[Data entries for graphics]
------------------------
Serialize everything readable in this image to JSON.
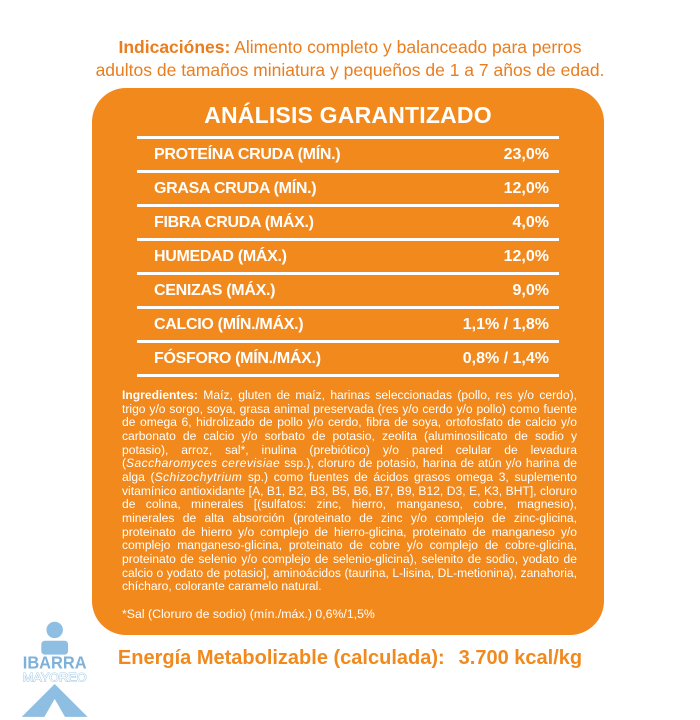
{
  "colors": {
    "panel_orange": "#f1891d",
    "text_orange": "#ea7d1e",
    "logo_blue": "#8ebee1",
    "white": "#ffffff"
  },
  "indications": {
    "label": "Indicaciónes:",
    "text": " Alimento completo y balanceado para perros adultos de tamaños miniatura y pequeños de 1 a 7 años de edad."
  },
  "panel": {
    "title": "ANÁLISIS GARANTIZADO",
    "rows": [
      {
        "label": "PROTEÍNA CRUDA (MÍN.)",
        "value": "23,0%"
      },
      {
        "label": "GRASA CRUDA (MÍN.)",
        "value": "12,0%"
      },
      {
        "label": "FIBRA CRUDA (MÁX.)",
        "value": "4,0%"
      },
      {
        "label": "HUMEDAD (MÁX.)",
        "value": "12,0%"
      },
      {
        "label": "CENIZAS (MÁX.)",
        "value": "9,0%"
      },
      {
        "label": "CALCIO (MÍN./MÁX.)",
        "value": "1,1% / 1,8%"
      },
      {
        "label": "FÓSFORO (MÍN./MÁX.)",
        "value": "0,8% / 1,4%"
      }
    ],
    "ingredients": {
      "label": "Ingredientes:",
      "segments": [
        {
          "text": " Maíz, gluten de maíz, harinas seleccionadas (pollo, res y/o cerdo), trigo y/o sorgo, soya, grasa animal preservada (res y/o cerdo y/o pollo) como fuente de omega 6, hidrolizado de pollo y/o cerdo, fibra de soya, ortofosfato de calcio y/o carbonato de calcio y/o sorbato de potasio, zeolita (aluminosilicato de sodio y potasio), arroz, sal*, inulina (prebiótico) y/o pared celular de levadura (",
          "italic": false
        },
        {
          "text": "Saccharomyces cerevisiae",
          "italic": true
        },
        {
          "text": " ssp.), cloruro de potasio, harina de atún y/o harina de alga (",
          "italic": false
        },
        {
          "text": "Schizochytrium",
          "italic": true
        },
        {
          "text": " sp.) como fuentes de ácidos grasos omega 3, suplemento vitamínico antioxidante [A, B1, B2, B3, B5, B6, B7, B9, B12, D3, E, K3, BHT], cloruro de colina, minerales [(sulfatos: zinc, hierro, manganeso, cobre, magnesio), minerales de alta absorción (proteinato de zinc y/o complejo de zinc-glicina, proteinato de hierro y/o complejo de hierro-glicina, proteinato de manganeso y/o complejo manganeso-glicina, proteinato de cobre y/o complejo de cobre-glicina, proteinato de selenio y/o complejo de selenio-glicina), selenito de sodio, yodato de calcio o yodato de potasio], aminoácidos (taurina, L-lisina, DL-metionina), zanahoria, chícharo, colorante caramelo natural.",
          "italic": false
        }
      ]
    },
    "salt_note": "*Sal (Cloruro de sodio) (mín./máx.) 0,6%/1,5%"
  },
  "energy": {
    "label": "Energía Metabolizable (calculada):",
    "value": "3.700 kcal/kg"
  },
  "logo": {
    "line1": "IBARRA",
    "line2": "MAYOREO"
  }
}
------------------------
__ABOUT THIS TASK__
What is needed is every line from the data above that includes the string "omega", copied out.

__COMPLETED EXERCISE__
          "text": " Maíz, gluten de maíz, harinas seleccionadas (pollo, res y/o cerdo), trigo y/o sorgo, soya, grasa animal preservada (res y/o cerdo y/o pollo) como fuente de omega 6, hidrolizado de pollo y/o cerdo, fibra de soya, ortofosfato de calcio y/o carbonato de calcio y/o sorbato de potasio, zeolita (aluminosilicato de sodio y potasio), arroz, sal*, inulina (prebiótico) y/o pared celular de levadura (",
          "text": " sp.) como fuentes de ácidos grasos omega 3, suplemento vitamínico antioxidante [A, B1, B2, B3, B5, B6, B7, B9, B12, D3, E, K3, BHT], cloruro de colina, minerales [(sulfatos: zinc, hierro, manganeso, cobre, magnesio), minerales de alta absorción (proteinato de zinc y/o complejo de zinc-glicina, proteinato de hierro y/o complejo de hierro-glicina, proteinato de manganeso y/o complejo manganeso-glicina, proteinato de cobre y/o complejo de cobre-glicina, proteinato de selenio y/o complejo de selenio-glicina), selenito de sodio, yodato de calcio o yodato de potasio], aminoácidos (taurina, L-lisina, DL-metionina), zanahoria, chícharo, colorante caramelo natural.",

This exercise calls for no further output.